--- STATED TASK ---
Your task is to print all of the material verbatim.

--- TASK INPUT ---
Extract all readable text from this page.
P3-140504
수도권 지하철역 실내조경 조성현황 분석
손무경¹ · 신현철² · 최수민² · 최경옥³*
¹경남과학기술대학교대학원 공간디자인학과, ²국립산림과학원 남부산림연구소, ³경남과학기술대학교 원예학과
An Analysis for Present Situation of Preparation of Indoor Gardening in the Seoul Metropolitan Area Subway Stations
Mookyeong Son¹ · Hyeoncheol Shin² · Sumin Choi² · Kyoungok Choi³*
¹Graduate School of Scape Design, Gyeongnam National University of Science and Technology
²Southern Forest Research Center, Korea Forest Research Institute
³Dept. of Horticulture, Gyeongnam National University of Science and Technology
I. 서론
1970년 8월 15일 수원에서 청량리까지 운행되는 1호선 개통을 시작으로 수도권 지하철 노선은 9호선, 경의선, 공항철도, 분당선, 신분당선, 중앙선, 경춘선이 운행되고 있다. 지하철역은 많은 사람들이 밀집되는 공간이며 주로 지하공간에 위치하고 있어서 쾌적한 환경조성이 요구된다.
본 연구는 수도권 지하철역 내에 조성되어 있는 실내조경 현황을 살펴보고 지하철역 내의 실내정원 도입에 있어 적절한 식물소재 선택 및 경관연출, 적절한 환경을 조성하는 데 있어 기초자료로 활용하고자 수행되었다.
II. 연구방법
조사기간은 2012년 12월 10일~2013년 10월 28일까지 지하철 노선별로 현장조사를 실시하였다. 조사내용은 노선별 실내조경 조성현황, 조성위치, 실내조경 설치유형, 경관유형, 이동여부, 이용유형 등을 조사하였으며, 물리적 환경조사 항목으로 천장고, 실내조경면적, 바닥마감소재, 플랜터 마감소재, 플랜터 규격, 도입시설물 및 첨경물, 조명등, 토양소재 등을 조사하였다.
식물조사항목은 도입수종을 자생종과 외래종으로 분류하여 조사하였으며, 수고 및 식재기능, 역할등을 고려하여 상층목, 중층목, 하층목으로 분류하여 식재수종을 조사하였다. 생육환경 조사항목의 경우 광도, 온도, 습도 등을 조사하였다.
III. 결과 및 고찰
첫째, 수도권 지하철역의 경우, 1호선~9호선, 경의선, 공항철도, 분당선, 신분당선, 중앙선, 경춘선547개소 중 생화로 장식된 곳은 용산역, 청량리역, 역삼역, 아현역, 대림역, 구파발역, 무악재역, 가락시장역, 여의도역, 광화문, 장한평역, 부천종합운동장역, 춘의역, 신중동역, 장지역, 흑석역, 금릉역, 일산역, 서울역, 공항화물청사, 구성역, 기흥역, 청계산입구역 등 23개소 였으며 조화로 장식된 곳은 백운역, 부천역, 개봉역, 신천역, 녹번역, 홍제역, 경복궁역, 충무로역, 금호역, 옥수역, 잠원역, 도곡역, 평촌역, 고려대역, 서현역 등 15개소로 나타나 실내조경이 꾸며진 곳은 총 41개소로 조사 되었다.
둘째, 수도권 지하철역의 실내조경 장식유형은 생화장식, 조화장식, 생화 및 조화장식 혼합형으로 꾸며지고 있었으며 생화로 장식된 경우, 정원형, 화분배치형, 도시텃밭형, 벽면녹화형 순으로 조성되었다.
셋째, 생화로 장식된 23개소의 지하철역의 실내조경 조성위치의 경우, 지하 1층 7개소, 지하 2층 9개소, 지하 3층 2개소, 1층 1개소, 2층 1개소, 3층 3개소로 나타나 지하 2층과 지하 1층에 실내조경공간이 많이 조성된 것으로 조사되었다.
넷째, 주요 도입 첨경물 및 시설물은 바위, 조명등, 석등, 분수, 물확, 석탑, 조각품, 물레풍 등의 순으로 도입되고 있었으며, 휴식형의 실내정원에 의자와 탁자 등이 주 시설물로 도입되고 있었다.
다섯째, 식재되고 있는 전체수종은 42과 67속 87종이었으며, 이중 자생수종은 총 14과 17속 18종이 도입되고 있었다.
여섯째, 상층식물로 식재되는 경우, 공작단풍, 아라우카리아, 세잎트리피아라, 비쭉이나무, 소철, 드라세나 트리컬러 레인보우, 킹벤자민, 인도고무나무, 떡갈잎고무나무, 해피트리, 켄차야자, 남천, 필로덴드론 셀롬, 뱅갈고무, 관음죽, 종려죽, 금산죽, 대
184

--- EXPECTED ANSWER ---
Extract all readable text from this page.
P3-140504
수도권 지하철역 실내조경 조성현황 분석
손무경¹ · 신현철² · 최수민² · 최경옥³*
¹경남과학기술대학교대학원 공간디자인학과, ²국립산림과학원 남부산림연구소, ³경남과학기술대학교 원예학과
An Analysis for Present Situation of Preparation of Indoor Gardening in the Seoul Metropolitan Area Subway Stations
Mookyeong Son¹ · Hyeoncheol Shin² · Sumin Choi² · Kyoungok Choi³*
¹Graduate School of Scape Design, Gyeongnam National University of Science and Technology
²Southern Forest Research Center, Korea Forest Research Institute
³Dept. of Horticulture, Gyeongnam National University of Science and Technology
I. 서론
1970년 8월 15일 수원에서 청량리까지 운행되는 1호선 개통을 시작으로 수도권 지하철 노선은 9호선, 경의선, 공항철도, 분당선, 신분당선, 중앙선, 경춘선이 운행되고 있다. 지하철역은 많은 사람들이 밀집되는 공간이며 주로 지하공간에 위치하고 있어서 쾌적한 환경조성이 요구된다.
본 연구는 수도권 지하철역 내에 조성되어 있는 실내조경 현황을 살펴보고 지하철역 내의 실내정원 도입에 있어 적절한 식물소재 선택 및 경관연출, 적절한 환경을 조성하는 데 있어 기초자료로 활용하고자 수행되었다.
II. 연구방법
조사기간은 2012년 12월 10일~2013년 10월 28일까지 지하철 노선별로 현장조사를 실시하였다. 조사내용은 노선별 실내조경 조성현황, 조성위치, 실내조경 설치유형, 경관유형, 이동여부, 이용유형 등을 조사하였으며, 물리적 환경조사 항목으로 천장고, 실내조경면적, 바닥마감소재, 플랜터 마감소재, 플랜터 규격, 도입시설물 및 첨경물, 조명등, 토양소재 등을 조사하였다.
식물조사항목은 도입수종을 자생종과 외래종으로 분류하여 조사하였으며, 수고 및 식재기능, 역할등을 고려하여 상층목, 중층목, 하층목으로 분류하여 식재수종을 조사하였다. 생육환경 조사항목의 경우 광도, 온도, 습도 등을 조사하였다.
III. 결과 및 고찰
첫째, 수도권 지하철역의 경우, 1호선~9호선, 경의선, 공항철도, 분당선, 신분당선, 중앙선, 경춘선547개소 중 생화로 장식된 곳은 용산역, 청량리역, 역삼역, 아현역, 대림역, 구파발역, 무악재역, 가락시장역, 여의도역, 광화문, 장한평역, 부천종합운동장역, 춘의역, 신중동역, 장지역, 흑석역, 금릉역, 일산역, 서울역, 공항화물청사, 구성역, 기흥역, 청계산입구역 등 23개소 였으며 조화로 장식된 곳은 백운역, 부천역, 개봉역, 신천역, 녹번역, 홍제역, 경복궁역, 충무로역, 금호역, 옥수역, 잠원역, 도곡역, 평촌역, 고려대역, 서현역 등 15개소로 나타나 실내조경이 꾸며진 곳은 총 41개소로 조사 되었다.
둘째, 수도권 지하철역의 실내조경 장식유형은 생화장식, 조화장식, 생화 및 조화장식 혼합형으로 꾸며지고 있었으며 생화로 장식된 경우, 정원형, 화분배치형, 도시텃밭형, 벽면녹화형 순으로 조성되었다.
셋째, 생화로 장식된 23개소의 지하철역의 실내조경 조성위치의 경우, 지하 1층 7개소, 지하 2층 9개소, 지하 3층 2개소, 1층 1개소, 2층 1개소, 3층 3개소로 나타나 지하 2층과 지하 1층에 실내조경공간이 많이 조성된 것으로 조사되었다.
넷째, 주요 도입 첨경물 및 시설물은 바위, 조명등, 석등, 분수, 물확, 석탑, 조각품, 물레풍 등의 순으로 도입되고 있었으며, 휴식형의 실내정원에 의자와 탁자 등이 주 시설물로 도입되고 있었다.
다섯째, 식재되고 있는 전체수종은 42과 67속 87종이었으며, 이중 자생수종은 총 14과 17속 18종이 도입되고 있었다.
여섯째, 상층식물로 식재되는 경우, 공작단풍, 아라우카리아, 세잎트리피아라, 비쭉이나무, 소철, 드라세나 트리컬러 레인보우, 킹벤자민, 인도고무나무, 떡갈잎고무나무, 해피트리, 켄차야자, 남천, 필로덴드론 셀롬, 뱅갈고무, 관음죽, 종려죽, 금산죽, 대
184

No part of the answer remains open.